Work required:
Would you transcribe the whole listing exactly, minus its pictures?

Dataset listings of figures:

+++

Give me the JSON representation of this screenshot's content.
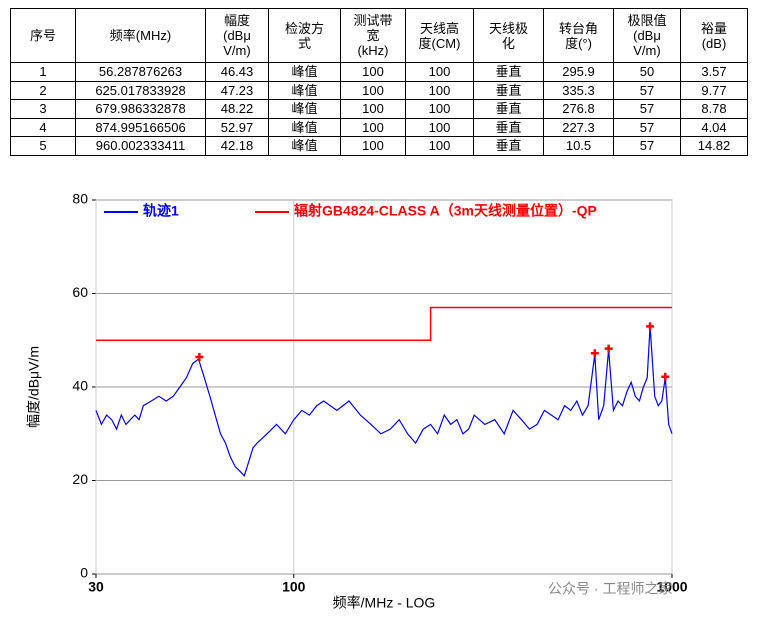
{
  "table": {
    "header": [
      "序号",
      "频率(MHz)",
      "幅度\n(dBμ\nV/m)",
      "检波方\n式",
      "测试带\n宽\n(kHz)",
      "天线高\n度(CM)",
      "天线极\n化",
      "转台角\n度(°)",
      "极限值\n(dBμ\nV/m)",
      "裕量\n(dB)"
    ],
    "rows": [
      [
        1,
        56.287876263,
        46.43,
        "峰值",
        100,
        100,
        "垂直",
        295.9,
        50,
        3.57
      ],
      [
        2,
        625.017833928,
        47.23,
        "峰值",
        100,
        100,
        "垂直",
        335.3,
        57,
        9.77
      ],
      [
        3,
        679.986332878,
        48.22,
        "峰值",
        100,
        100,
        "垂直",
        276.8,
        57,
        8.78
      ],
      [
        4,
        874.995166506,
        52.97,
        "峰值",
        100,
        100,
        "垂直",
        227.3,
        57,
        4.04
      ],
      [
        5,
        960.002333411,
        42.18,
        "峰值",
        100,
        100,
        "垂直",
        10.5,
        57,
        14.82
      ]
    ]
  },
  "chart_data": {
    "type": "line",
    "x_label": "频率/MHz - LOG",
    "y_label": "幅度/dBμV/m",
    "x_log": true,
    "xlim": [
      30,
      1000
    ],
    "xticks": [
      30,
      100,
      1000
    ],
    "ylim": [
      0,
      80
    ],
    "yticks": [
      0,
      20,
      40,
      60,
      80
    ],
    "grid": true,
    "series": [
      {
        "name": "轨迹1",
        "color": "#0000ff",
        "x": [
          30,
          31,
          32,
          33,
          34,
          35,
          36,
          37,
          38,
          39,
          40,
          42,
          44,
          46,
          48,
          50,
          52,
          54,
          56,
          58,
          60,
          62,
          64,
          66,
          68,
          70,
          72,
          74,
          76,
          78,
          80,
          85,
          90,
          95,
          100,
          105,
          110,
          115,
          120,
          130,
          140,
          150,
          160,
          170,
          180,
          190,
          200,
          210,
          220,
          230,
          240,
          250,
          260,
          270,
          280,
          290,
          300,
          320,
          340,
          360,
          380,
          400,
          420,
          440,
          460,
          480,
          500,
          520,
          540,
          560,
          580,
          600,
          625,
          640,
          660,
          680,
          700,
          720,
          740,
          760,
          780,
          800,
          820,
          840,
          860,
          875,
          900,
          920,
          940,
          960,
          980,
          1000
        ],
        "values": [
          35,
          32,
          34,
          33,
          31,
          34,
          32,
          33,
          34,
          33,
          36,
          37,
          38,
          37,
          38,
          40,
          42,
          45,
          46,
          42,
          38,
          34,
          30,
          28,
          25,
          23,
          22,
          21,
          24,
          27,
          28,
          30,
          32,
          30,
          33,
          35,
          34,
          36,
          37,
          35,
          37,
          34,
          32,
          30,
          31,
          33,
          30,
          28,
          31,
          32,
          30,
          34,
          32,
          33,
          30,
          31,
          34,
          32,
          33,
          30,
          35,
          33,
          31,
          32,
          35,
          34,
          33,
          36,
          35,
          37,
          34,
          36,
          47,
          33,
          36,
          48,
          35,
          37,
          36,
          39,
          41,
          38,
          37,
          40,
          42,
          53,
          38,
          36,
          37,
          42,
          32,
          30
        ]
      },
      {
        "name": "辐射GB4824-CLASS A（3m天线测量位置）-QP",
        "color": "#ff0000",
        "x": [
          30,
          230,
          230,
          1000
        ],
        "values": [
          50,
          50,
          57,
          57
        ]
      }
    ]
  },
  "watermark": "公众号 · 工程师之家"
}
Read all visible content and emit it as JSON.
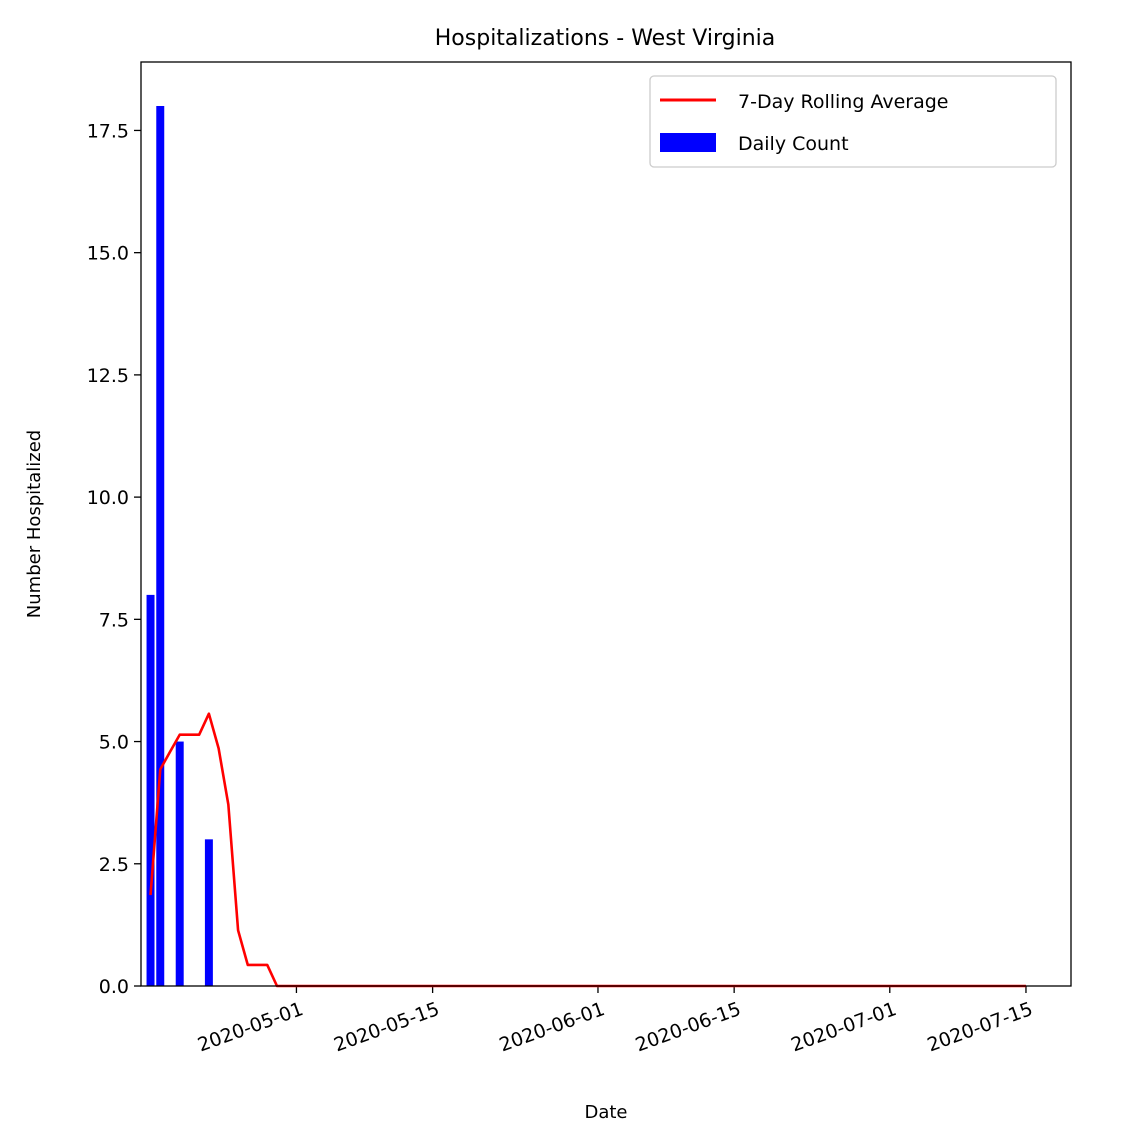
{
  "chart_data": {
    "type": "bar",
    "title": "Hospitalizations - West Virginia",
    "xlabel": "Date",
    "ylabel": "Number Hospitalized",
    "ylim": [
      0,
      18.9
    ],
    "xlim": [
      "2020-04-16",
      "2020-07-19"
    ],
    "x_ticks": [
      "2020-05-01",
      "2020-05-15",
      "2020-06-01",
      "2020-06-15",
      "2020-07-01",
      "2020-07-15"
    ],
    "y_ticks": [
      "0.0",
      "2.5",
      "5.0",
      "7.5",
      "10.0",
      "12.5",
      "15.0",
      "17.5"
    ],
    "legend_position": "upper right",
    "grid": false,
    "series": [
      {
        "name": "Daily Count",
        "kind": "bar",
        "color": "#0000ff",
        "points": [
          {
            "x": "2020-04-16",
            "y": 8
          },
          {
            "x": "2020-04-17",
            "y": 18
          },
          {
            "x": "2020-04-19",
            "y": 5
          },
          {
            "x": "2020-04-22",
            "y": 3
          }
        ]
      },
      {
        "name": "7-Day Rolling Average",
        "kind": "line",
        "color": "#ff0000",
        "points": [
          {
            "x": "2020-04-16",
            "y": 1.86
          },
          {
            "x": "2020-04-17",
            "y": 4.43
          },
          {
            "x": "2020-04-18",
            "y": 4.79
          },
          {
            "x": "2020-04-19",
            "y": 5.14
          },
          {
            "x": "2020-04-20",
            "y": 5.14
          },
          {
            "x": "2020-04-21",
            "y": 5.14
          },
          {
            "x": "2020-04-22",
            "y": 5.57
          },
          {
            "x": "2020-04-23",
            "y": 4.86
          },
          {
            "x": "2020-04-24",
            "y": 3.71
          },
          {
            "x": "2020-04-25",
            "y": 1.14
          },
          {
            "x": "2020-04-26",
            "y": 0.43
          },
          {
            "x": "2020-04-27",
            "y": 0.43
          },
          {
            "x": "2020-04-28",
            "y": 0.43
          },
          {
            "x": "2020-04-29",
            "y": 0
          },
          {
            "x": "2020-07-15",
            "y": 0
          }
        ]
      }
    ]
  }
}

+++

Answer to the problem:
Give me the JSON representation of this screenshot's content.
{
  "table": {
    "header": [
      "序号",
      "频率(MHz)",
      "幅度\n(dBμ\nV/m)",
      "检波方\n式",
      "测试带\n宽\n(kHz)",
      "天线高\n度(CM)",
      "天线极\n化",
      "转台角\n度(°)",
      "极限值\n(dBμ\nV/m)",
      "裕量\n(dB)"
    ],
    "rows": [
      [
        1,
        56.287876263,
        46.43,
        "峰值",
        100,
        100,
        "垂直",
        295.9,
        50,
        3.57
      ],
      [
        2,
        625.017833928,
        47.23,
        "峰值",
        100,
        100,
        "垂直",
        335.3,
        57,
        9.77
      ],
      [
        3,
        679.986332878,
        48.22,
        "峰值",
        100,
        100,
        "垂直",
        276.8,
        57,
        8.78
      ],
      [
        4,
        874.995166506,
        52.97,
        "峰值",
        100,
        100,
        "垂直",
        227.3,
        57,
        4.04
      ],
      [
        5,
        960.002333411,
        42.18,
        "峰值",
        100,
        100,
        "垂直",
        10.5,
        57,
        14.82
      ]
    ]
  },
  "chart_data": {
    "type": "line",
    "x_label": "频率/MHz - LOG",
    "y_label": "幅度/dBμV/m",
    "x_log": true,
    "xlim": [
      30,
      1000
    ],
    "xticks": [
      30,
      100,
      1000
    ],
    "ylim": [
      0,
      80
    ],
    "yticks": [
      0,
      20,
      40,
      60,
      80
    ],
    "grid": true,
    "series": [
      {
        "name": "轨迹1",
        "color": "#0000ff",
        "x": [
          30,
          31,
          32,
          33,
          34,
          35,
          36,
          37,
          38,
          39,
          40,
          42,
          44,
          46,
          48,
          50,
          52,
          54,
          56,
          58,
          60,
          62,
          64,
          66,
          68,
          70,
          72,
          74,
          76,
          78,
          80,
          85,
          90,
          95,
          100,
          105,
          110,
          115,
          120,
          130,
          140,
          150,
          160,
          170,
          180,
          190,
          200,
          210,
          220,
          230,
          240,
          250,
          260,
          270,
          280,
          290,
          300,
          320,
          340,
          360,
          380,
          400,
          420,
          440,
          460,
          480,
          500,
          520,
          540,
          560,
          580,
          600,
          625,
          640,
          660,
          680,
          700,
          720,
          740,
          760,
          780,
          800,
          820,
          840,
          860,
          875,
          900,
          920,
          940,
          960,
          980,
          1000
        ],
        "values": [
          35,
          32,
          34,
          33,
          31,
          34,
          32,
          33,
          34,
          33,
          36,
          37,
          38,
          37,
          38,
          40,
          42,
          45,
          46,
          42,
          38,
          34,
          30,
          28,
          25,
          23,
          22,
          21,
          24,
          27,
          28,
          30,
          32,
          30,
          33,
          35,
          34,
          36,
          37,
          35,
          37,
          34,
          32,
          30,
          31,
          33,
          30,
          28,
          31,
          32,
          30,
          34,
          32,
          33,
          30,
          31,
          34,
          32,
          33,
          30,
          35,
          33,
          31,
          32,
          35,
          34,
          33,
          36,
          35,
          37,
          34,
          36,
          47,
          33,
          36,
          48,
          35,
          37,
          36,
          39,
          41,
          38,
          37,
          40,
          42,
          53,
          38,
          36,
          37,
          42,
          32,
          30
        ]
      },
      {
        "name": "辐射GB4824-CLASS A（3m天线测量位置）-QP",
        "color": "#ff0000",
        "x": [
          30,
          230,
          230,
          1000
        ],
        "values": [
          50,
          50,
          57,
          57
        ]
      }
    ]
  },
  "watermark": "公众号 · 工程师之家"
}
Read all visible content and emit it as JSON.
{
  "chart_data": {
    "type": "bar",
    "title": "Hospitalizations - West Virginia",
    "xlabel": "Date",
    "ylabel": "Number Hospitalized",
    "ylim": [
      0,
      18.9
    ],
    "xlim": [
      "2020-04-16",
      "2020-07-19"
    ],
    "x_ticks": [
      "2020-05-01",
      "2020-05-15",
      "2020-06-01",
      "2020-06-15",
      "2020-07-01",
      "2020-07-15"
    ],
    "y_ticks": [
      "0.0",
      "2.5",
      "5.0",
      "7.5",
      "10.0",
      "12.5",
      "15.0",
      "17.5"
    ],
    "legend_position": "upper right",
    "grid": false,
    "series": [
      {
        "name": "Daily Count",
        "kind": "bar",
        "color": "#0000ff",
        "points": [
          {
            "x": "2020-04-16",
            "y": 8
          },
          {
            "x": "2020-04-17",
            "y": 18
          },
          {
            "x": "2020-04-19",
            "y": 5
          },
          {
            "x": "2020-04-22",
            "y": 3
          }
        ]
      },
      {
        "name": "7-Day Rolling Average",
        "kind": "line",
        "color": "#ff0000",
        "points": [
          {
            "x": "2020-04-16",
            "y": 1.86
          },
          {
            "x": "2020-04-17",
            "y": 4.43
          },
          {
            "x": "2020-04-18",
            "y": 4.79
          },
          {
            "x": "2020-04-19",
            "y": 5.14
          },
          {
            "x": "2020-04-20",
            "y": 5.14
          },
          {
            "x": "2020-04-21",
            "y": 5.14
          },
          {
            "x": "2020-04-22",
            "y": 5.57
          },
          {
            "x": "2020-04-23",
            "y": 4.86
          },
          {
            "x": "2020-04-24",
            "y": 3.71
          },
          {
            "x": "2020-04-25",
            "y": 1.14
          },
          {
            "x": "2020-04-26",
            "y": 0.43
          },
          {
            "x": "2020-04-27",
            "y": 0.43
          },
          {
            "x": "2020-04-28",
            "y": 0.43
          },
          {
            "x": "2020-04-29",
            "y": 0
          },
          {
            "x": "2020-07-15",
            "y": 0
          }
        ]
      }
    ]
  }
}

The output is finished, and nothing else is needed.